Stored data
+ + + +

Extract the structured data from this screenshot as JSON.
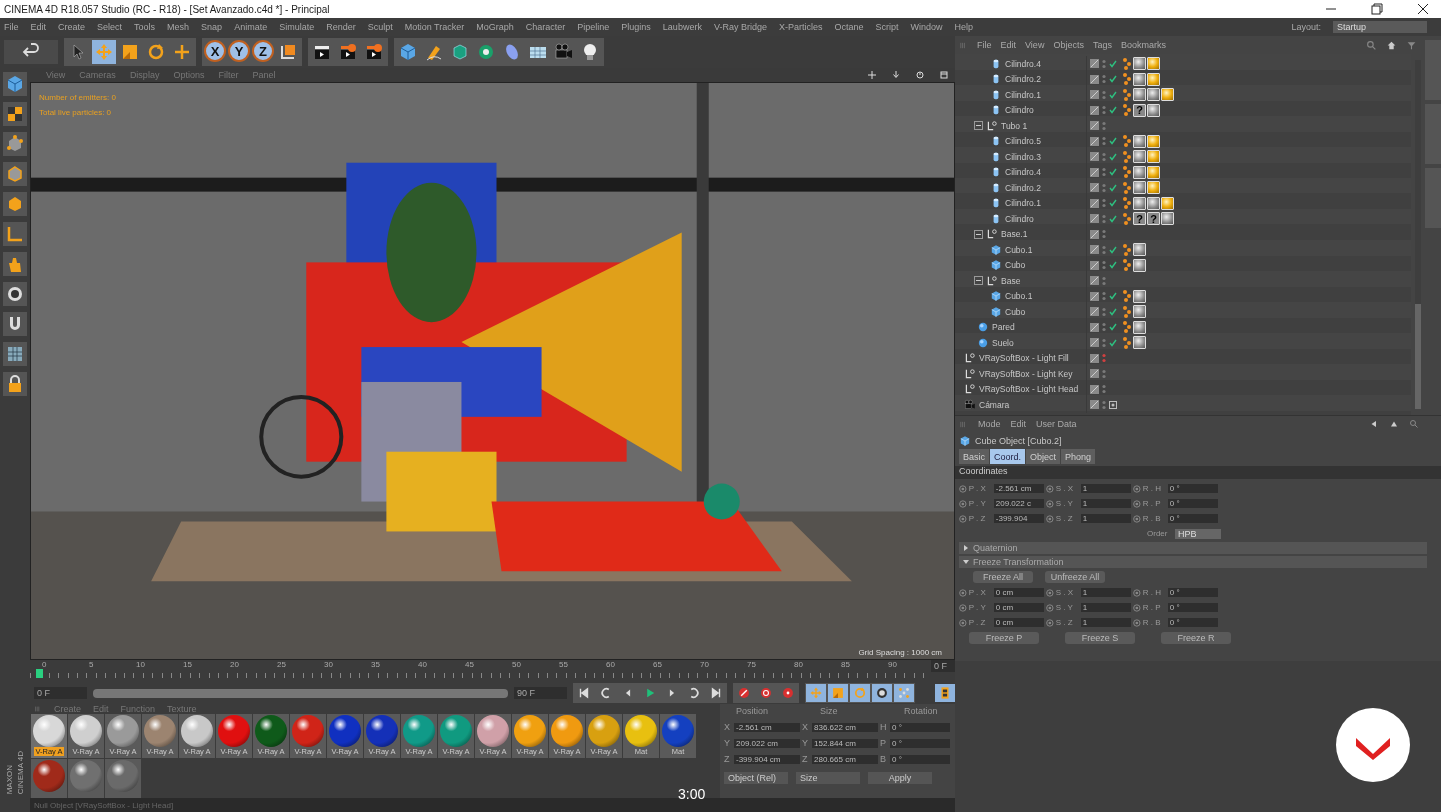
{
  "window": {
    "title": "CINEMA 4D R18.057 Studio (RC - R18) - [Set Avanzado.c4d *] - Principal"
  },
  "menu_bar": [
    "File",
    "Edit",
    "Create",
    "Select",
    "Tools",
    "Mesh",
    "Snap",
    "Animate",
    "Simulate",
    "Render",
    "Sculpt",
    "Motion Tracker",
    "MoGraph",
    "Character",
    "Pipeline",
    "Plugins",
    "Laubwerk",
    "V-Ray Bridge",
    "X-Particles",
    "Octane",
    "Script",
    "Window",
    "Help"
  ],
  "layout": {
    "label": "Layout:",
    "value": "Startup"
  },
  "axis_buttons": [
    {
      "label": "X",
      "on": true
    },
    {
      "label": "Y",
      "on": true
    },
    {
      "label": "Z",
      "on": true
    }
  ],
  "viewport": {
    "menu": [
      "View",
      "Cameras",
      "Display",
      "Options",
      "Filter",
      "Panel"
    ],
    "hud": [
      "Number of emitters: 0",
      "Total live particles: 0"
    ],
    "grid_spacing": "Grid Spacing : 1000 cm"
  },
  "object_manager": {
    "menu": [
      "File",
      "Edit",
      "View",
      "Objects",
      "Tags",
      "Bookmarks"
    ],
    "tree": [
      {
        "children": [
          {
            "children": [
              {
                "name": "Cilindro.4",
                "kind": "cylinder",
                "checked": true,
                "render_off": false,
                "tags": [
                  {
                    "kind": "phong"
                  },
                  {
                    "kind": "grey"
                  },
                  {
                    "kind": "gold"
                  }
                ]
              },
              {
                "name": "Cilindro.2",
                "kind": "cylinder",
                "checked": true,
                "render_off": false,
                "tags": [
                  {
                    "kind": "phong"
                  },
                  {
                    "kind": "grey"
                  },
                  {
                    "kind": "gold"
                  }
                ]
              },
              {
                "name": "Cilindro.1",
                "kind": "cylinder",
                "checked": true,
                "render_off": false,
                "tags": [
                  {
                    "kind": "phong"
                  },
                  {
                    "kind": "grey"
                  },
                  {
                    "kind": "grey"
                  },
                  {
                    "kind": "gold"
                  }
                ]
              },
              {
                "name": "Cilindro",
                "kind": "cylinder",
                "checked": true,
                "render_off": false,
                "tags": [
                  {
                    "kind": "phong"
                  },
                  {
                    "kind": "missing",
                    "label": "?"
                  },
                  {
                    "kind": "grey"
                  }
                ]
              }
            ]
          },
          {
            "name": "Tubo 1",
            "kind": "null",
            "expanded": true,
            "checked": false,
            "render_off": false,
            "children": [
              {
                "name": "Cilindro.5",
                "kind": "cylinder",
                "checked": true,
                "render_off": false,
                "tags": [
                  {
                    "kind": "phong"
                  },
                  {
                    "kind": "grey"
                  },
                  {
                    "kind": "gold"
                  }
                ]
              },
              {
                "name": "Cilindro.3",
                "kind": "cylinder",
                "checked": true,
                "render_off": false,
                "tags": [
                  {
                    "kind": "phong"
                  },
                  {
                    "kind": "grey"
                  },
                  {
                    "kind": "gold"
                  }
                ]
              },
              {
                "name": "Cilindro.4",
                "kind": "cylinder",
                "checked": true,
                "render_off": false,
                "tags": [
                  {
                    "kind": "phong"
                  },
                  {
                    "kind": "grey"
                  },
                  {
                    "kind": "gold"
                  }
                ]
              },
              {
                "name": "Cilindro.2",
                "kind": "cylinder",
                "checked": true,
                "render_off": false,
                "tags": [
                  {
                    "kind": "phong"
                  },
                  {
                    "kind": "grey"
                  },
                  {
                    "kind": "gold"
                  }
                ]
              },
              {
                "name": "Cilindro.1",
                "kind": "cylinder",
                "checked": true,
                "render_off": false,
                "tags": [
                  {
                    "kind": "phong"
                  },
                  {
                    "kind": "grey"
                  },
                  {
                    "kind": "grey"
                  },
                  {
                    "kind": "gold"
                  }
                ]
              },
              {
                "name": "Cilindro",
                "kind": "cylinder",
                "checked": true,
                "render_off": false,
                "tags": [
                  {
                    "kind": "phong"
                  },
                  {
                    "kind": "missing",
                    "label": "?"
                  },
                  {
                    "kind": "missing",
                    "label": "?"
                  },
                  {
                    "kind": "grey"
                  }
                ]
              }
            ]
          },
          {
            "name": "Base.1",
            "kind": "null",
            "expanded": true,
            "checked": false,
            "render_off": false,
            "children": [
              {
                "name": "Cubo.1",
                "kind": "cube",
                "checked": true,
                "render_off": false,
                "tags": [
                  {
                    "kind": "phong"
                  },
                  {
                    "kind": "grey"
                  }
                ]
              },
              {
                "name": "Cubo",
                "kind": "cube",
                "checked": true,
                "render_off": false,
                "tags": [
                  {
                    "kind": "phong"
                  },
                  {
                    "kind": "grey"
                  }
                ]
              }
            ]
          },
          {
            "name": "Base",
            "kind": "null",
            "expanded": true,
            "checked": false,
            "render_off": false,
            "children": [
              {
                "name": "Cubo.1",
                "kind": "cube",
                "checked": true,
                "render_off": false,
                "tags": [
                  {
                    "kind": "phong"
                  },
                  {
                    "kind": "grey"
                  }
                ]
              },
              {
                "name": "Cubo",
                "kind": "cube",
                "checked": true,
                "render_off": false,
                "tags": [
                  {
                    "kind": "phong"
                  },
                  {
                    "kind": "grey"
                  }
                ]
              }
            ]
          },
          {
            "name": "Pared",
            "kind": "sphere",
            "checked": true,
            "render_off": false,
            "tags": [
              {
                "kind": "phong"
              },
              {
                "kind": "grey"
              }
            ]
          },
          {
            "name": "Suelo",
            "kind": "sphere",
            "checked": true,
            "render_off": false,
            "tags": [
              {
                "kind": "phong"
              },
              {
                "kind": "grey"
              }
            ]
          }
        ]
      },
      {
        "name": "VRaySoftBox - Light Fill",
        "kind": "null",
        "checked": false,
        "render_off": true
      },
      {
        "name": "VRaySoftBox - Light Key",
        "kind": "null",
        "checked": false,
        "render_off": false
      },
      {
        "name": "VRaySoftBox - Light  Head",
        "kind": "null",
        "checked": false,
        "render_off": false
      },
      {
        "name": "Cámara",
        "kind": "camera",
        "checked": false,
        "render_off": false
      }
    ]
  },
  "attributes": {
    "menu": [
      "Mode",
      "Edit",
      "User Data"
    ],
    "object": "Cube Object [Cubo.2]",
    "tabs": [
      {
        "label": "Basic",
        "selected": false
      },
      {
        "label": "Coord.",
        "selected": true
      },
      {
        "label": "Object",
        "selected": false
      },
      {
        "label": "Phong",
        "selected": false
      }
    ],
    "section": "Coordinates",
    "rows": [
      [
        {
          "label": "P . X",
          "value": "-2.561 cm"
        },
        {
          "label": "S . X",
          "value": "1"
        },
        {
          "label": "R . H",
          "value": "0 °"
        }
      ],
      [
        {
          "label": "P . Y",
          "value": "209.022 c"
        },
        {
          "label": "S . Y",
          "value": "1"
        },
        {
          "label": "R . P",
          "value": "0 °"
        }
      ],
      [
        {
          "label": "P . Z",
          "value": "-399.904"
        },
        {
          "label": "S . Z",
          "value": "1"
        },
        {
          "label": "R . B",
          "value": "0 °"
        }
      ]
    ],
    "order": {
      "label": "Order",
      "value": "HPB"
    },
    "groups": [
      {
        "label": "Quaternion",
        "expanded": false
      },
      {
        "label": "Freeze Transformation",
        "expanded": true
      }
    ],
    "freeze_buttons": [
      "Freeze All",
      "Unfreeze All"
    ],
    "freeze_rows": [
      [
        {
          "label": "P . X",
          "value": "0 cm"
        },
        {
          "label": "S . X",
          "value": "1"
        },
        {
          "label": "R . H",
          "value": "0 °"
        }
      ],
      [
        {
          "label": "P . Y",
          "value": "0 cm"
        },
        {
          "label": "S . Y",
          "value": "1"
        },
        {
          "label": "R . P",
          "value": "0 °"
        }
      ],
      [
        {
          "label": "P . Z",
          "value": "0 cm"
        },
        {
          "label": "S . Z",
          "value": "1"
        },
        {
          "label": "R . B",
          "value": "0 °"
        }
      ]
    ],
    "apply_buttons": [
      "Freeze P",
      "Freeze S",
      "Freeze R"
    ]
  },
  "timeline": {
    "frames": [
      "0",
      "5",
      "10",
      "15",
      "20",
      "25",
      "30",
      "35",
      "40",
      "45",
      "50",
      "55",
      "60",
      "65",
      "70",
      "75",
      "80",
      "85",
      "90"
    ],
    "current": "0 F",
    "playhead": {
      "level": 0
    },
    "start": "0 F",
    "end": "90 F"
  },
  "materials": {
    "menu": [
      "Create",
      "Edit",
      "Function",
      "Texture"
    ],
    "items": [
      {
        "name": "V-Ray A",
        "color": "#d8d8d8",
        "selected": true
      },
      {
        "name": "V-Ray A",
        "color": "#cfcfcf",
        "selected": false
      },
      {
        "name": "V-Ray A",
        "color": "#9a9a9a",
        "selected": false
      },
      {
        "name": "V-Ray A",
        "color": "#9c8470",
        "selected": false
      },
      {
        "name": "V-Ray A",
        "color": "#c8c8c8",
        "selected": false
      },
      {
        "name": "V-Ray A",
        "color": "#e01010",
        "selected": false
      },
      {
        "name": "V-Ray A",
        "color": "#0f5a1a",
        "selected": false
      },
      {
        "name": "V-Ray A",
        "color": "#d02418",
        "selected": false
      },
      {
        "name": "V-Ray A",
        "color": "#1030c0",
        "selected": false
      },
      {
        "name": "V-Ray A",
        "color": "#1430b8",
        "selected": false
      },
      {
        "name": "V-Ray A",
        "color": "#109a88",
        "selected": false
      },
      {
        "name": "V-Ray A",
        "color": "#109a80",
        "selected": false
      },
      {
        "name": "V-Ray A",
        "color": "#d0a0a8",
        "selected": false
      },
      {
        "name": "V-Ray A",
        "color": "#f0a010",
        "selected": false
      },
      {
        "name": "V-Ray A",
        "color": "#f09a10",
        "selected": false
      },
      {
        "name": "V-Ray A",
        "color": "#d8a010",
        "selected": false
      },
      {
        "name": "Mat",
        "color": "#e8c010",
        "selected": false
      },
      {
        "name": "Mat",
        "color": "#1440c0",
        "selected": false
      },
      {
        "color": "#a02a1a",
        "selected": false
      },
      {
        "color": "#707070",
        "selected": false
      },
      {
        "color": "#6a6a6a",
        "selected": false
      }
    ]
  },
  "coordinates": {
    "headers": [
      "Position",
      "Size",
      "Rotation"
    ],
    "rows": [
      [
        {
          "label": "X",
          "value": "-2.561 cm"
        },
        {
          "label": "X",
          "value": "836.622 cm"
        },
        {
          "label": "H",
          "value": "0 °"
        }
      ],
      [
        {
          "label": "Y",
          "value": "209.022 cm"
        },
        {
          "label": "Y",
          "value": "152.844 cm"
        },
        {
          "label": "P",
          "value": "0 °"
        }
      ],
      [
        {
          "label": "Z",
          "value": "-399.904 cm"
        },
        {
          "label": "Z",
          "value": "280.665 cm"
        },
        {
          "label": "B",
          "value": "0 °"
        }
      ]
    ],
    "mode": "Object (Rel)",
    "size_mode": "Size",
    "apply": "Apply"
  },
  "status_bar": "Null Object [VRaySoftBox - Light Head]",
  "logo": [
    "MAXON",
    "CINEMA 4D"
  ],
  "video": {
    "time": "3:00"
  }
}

+ + + +

__WHAT IS BEING ASKED__: Look through the records and count each line that holds "VRaySoftBox". Write only the total.

__EXERCISE OUTPUT__: 4